TASK STATEMENT:
Without the pictures, can you quote each line below exactly?

DATASET ENTRIES:
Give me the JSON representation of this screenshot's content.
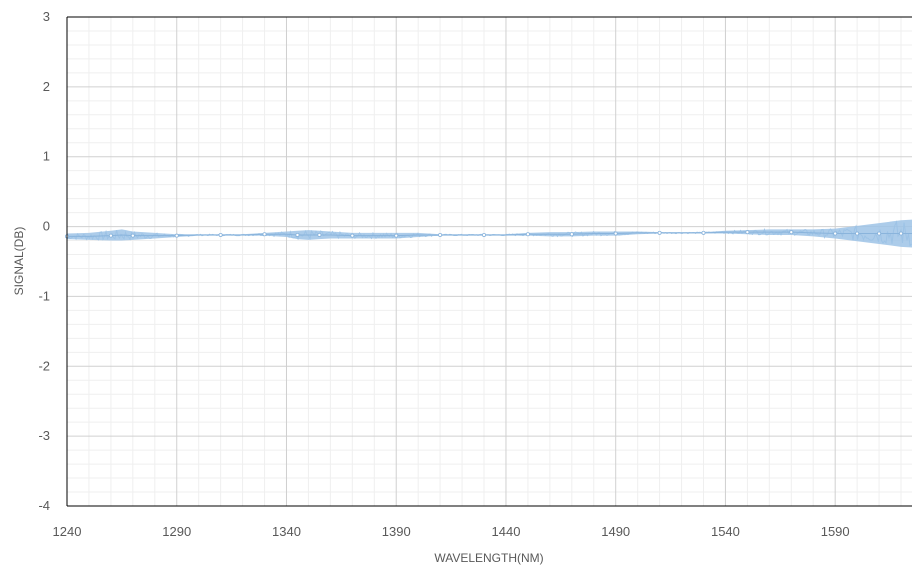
{
  "chart_data": {
    "type": "line",
    "title": "",
    "xlabel": "WAVELENGTH(NM)",
    "ylabel": "SIGNAL(DB)",
    "xlim": [
      1240,
      1625
    ],
    "ylim": [
      -4,
      3
    ],
    "x_ticks": [
      "1240",
      "1290",
      "1340",
      "1390",
      "1440",
      "1490",
      "1540",
      "1590"
    ],
    "y_ticks": [
      "3",
      "2",
      "1",
      "0",
      "-1",
      "-2",
      "-3",
      "-4"
    ],
    "grid": true,
    "legend": "none",
    "series_color": "#9dc3e6",
    "series": [
      {
        "x": [
          1240,
          1250,
          1260,
          1265,
          1270,
          1280,
          1290,
          1300,
          1310,
          1320,
          1330,
          1340,
          1345,
          1350,
          1355,
          1360,
          1370,
          1380,
          1390,
          1400,
          1410,
          1420,
          1430,
          1440,
          1450,
          1460,
          1470,
          1480,
          1490,
          1500,
          1510,
          1520,
          1530,
          1540,
          1550,
          1560,
          1570,
          1580,
          1590,
          1595,
          1600,
          1605,
          1610,
          1615,
          1620,
          1625
        ],
        "y": [
          -0.14,
          -0.14,
          -0.13,
          -0.12,
          -0.13,
          -0.13,
          -0.13,
          -0.12,
          -0.12,
          -0.12,
          -0.11,
          -0.11,
          -0.12,
          -0.12,
          -0.12,
          -0.12,
          -0.13,
          -0.13,
          -0.13,
          -0.12,
          -0.12,
          -0.12,
          -0.12,
          -0.12,
          -0.11,
          -0.11,
          -0.11,
          -0.1,
          -0.1,
          -0.09,
          -0.09,
          -0.09,
          -0.09,
          -0.08,
          -0.08,
          -0.08,
          -0.08,
          -0.09,
          -0.1,
          -0.1,
          -0.1,
          -0.1,
          -0.1,
          -0.1,
          -0.1,
          -0.1
        ],
        "noise": [
          0.04,
          0.05,
          0.07,
          0.08,
          0.06,
          0.04,
          0.02,
          0.01,
          0.01,
          0.01,
          0.02,
          0.04,
          0.06,
          0.07,
          0.06,
          0.05,
          0.04,
          0.04,
          0.04,
          0.03,
          0.01,
          0.01,
          0.01,
          0.01,
          0.02,
          0.03,
          0.03,
          0.03,
          0.03,
          0.02,
          0.01,
          0.01,
          0.01,
          0.02,
          0.03,
          0.04,
          0.04,
          0.05,
          0.07,
          0.09,
          0.11,
          0.13,
          0.15,
          0.17,
          0.19,
          0.2
        ]
      }
    ]
  }
}
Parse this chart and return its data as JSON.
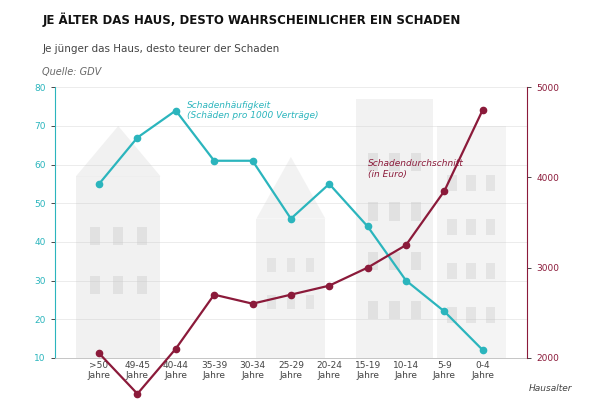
{
  "categories": [
    ">50\nJahre",
    "49-45\nJahre",
    "40-44\nJahre",
    "35-39\nJahre",
    "30-34\nJahre",
    "25-29\nJahre",
    "20-24\nJahre",
    "15-19\nJahre",
    "10-14\nJahre",
    "5-9\nJahre",
    "0-4\nJahre"
  ],
  "frequency": [
    55,
    67,
    74,
    61,
    61,
    46,
    55,
    44,
    30,
    22,
    12
  ],
  "average_damage": [
    2050,
    1600,
    2100,
    2700,
    2600,
    2700,
    2800,
    3000,
    3250,
    3850,
    4750
  ],
  "title": "JE ÄLTER DAS HAUS, DESTO WAHRSCHEINLICHER EIN SCHADEN",
  "subtitle": "Je jünger das Haus, desto teurer der Schaden",
  "source": "Quelle: GDV",
  "xlabel": "Hausalter",
  "freq_label": "Schadenhäufigkeit\n(Schäden pro 1000 Verträge)",
  "damage_label": "Schadendurchschnitt\n(in Euro)",
  "ylim_left": [
    10,
    80
  ],
  "ylim_right": [
    2000,
    5000
  ],
  "yticks_left": [
    10,
    20,
    30,
    40,
    50,
    60,
    70,
    80
  ],
  "yticks_right": [
    2000,
    3000,
    4000,
    5000
  ],
  "freq_color": "#2BB5BD",
  "damage_color": "#8B1A3A",
  "bg_color": "#FFFFFF",
  "building_color": "#C8C8C8",
  "title_fontsize": 8.5,
  "subtitle_fontsize": 7.5,
  "source_fontsize": 7,
  "tick_fontsize": 6.5,
  "label_fontsize": 6.5
}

FINAL ANSWER:
Give me the JSON representation of this screenshot's content.
{
  "chart_data": {
    "type": "line",
    "title": "",
    "xlabel": "WAVELENGTH(NM)",
    "ylabel": "SIGNAL(DB)",
    "xlim": [
      1240,
      1625
    ],
    "ylim": [
      -4,
      3
    ],
    "x_ticks": [
      "1240",
      "1290",
      "1340",
      "1390",
      "1440",
      "1490",
      "1540",
      "1590"
    ],
    "y_ticks": [
      "3",
      "2",
      "1",
      "0",
      "-1",
      "-2",
      "-3",
      "-4"
    ],
    "grid": true,
    "legend": "none",
    "series_color": "#9dc3e6",
    "series": [
      {
        "x": [
          1240,
          1250,
          1260,
          1265,
          1270,
          1280,
          1290,
          1300,
          1310,
          1320,
          1330,
          1340,
          1345,
          1350,
          1355,
          1360,
          1370,
          1380,
          1390,
          1400,
          1410,
          1420,
          1430,
          1440,
          1450,
          1460,
          1470,
          1480,
          1490,
          1500,
          1510,
          1520,
          1530,
          1540,
          1550,
          1560,
          1570,
          1580,
          1590,
          1595,
          1600,
          1605,
          1610,
          1615,
          1620,
          1625
        ],
        "y": [
          -0.14,
          -0.14,
          -0.13,
          -0.12,
          -0.13,
          -0.13,
          -0.13,
          -0.12,
          -0.12,
          -0.12,
          -0.11,
          -0.11,
          -0.12,
          -0.12,
          -0.12,
          -0.12,
          -0.13,
          -0.13,
          -0.13,
          -0.12,
          -0.12,
          -0.12,
          -0.12,
          -0.12,
          -0.11,
          -0.11,
          -0.11,
          -0.1,
          -0.1,
          -0.09,
          -0.09,
          -0.09,
          -0.09,
          -0.08,
          -0.08,
          -0.08,
          -0.08,
          -0.09,
          -0.1,
          -0.1,
          -0.1,
          -0.1,
          -0.1,
          -0.1,
          -0.1,
          -0.1
        ],
        "noise": [
          0.04,
          0.05,
          0.07,
          0.08,
          0.06,
          0.04,
          0.02,
          0.01,
          0.01,
          0.01,
          0.02,
          0.04,
          0.06,
          0.07,
          0.06,
          0.05,
          0.04,
          0.04,
          0.04,
          0.03,
          0.01,
          0.01,
          0.01,
          0.01,
          0.02,
          0.03,
          0.03,
          0.03,
          0.03,
          0.02,
          0.01,
          0.01,
          0.01,
          0.02,
          0.03,
          0.04,
          0.04,
          0.05,
          0.07,
          0.09,
          0.11,
          0.13,
          0.15,
          0.17,
          0.19,
          0.2
        ]
      }
    ]
  }
}
Parse this chart and return its data as JSON.
{
  "categories": [
    ">50\nJahre",
    "49-45\nJahre",
    "40-44\nJahre",
    "35-39\nJahre",
    "30-34\nJahre",
    "25-29\nJahre",
    "20-24\nJahre",
    "15-19\nJahre",
    "10-14\nJahre",
    "5-9\nJahre",
    "0-4\nJahre"
  ],
  "frequency": [
    55,
    67,
    74,
    61,
    61,
    46,
    55,
    44,
    30,
    22,
    12
  ],
  "average_damage": [
    2050,
    1600,
    2100,
    2700,
    2600,
    2700,
    2800,
    3000,
    3250,
    3850,
    4750
  ],
  "title": "JE ÄLTER DAS HAUS, DESTO WAHRSCHEINLICHER EIN SCHADEN",
  "subtitle": "Je jünger das Haus, desto teurer der Schaden",
  "source": "Quelle: GDV",
  "xlabel": "Hausalter",
  "freq_label": "Schadenhäufigkeit\n(Schäden pro 1000 Verträge)",
  "damage_label": "Schadendurchschnitt\n(in Euro)",
  "ylim_left": [
    10,
    80
  ],
  "ylim_right": [
    2000,
    5000
  ],
  "yticks_left": [
    10,
    20,
    30,
    40,
    50,
    60,
    70,
    80
  ],
  "yticks_right": [
    2000,
    3000,
    4000,
    5000
  ],
  "freq_color": "#2BB5BD",
  "damage_color": "#8B1A3A",
  "bg_color": "#FFFFFF",
  "building_color": "#C8C8C8",
  "title_fontsize": 8.5,
  "subtitle_fontsize": 7.5,
  "source_fontsize": 7,
  "tick_fontsize": 6.5,
  "label_fontsize": 6.5
}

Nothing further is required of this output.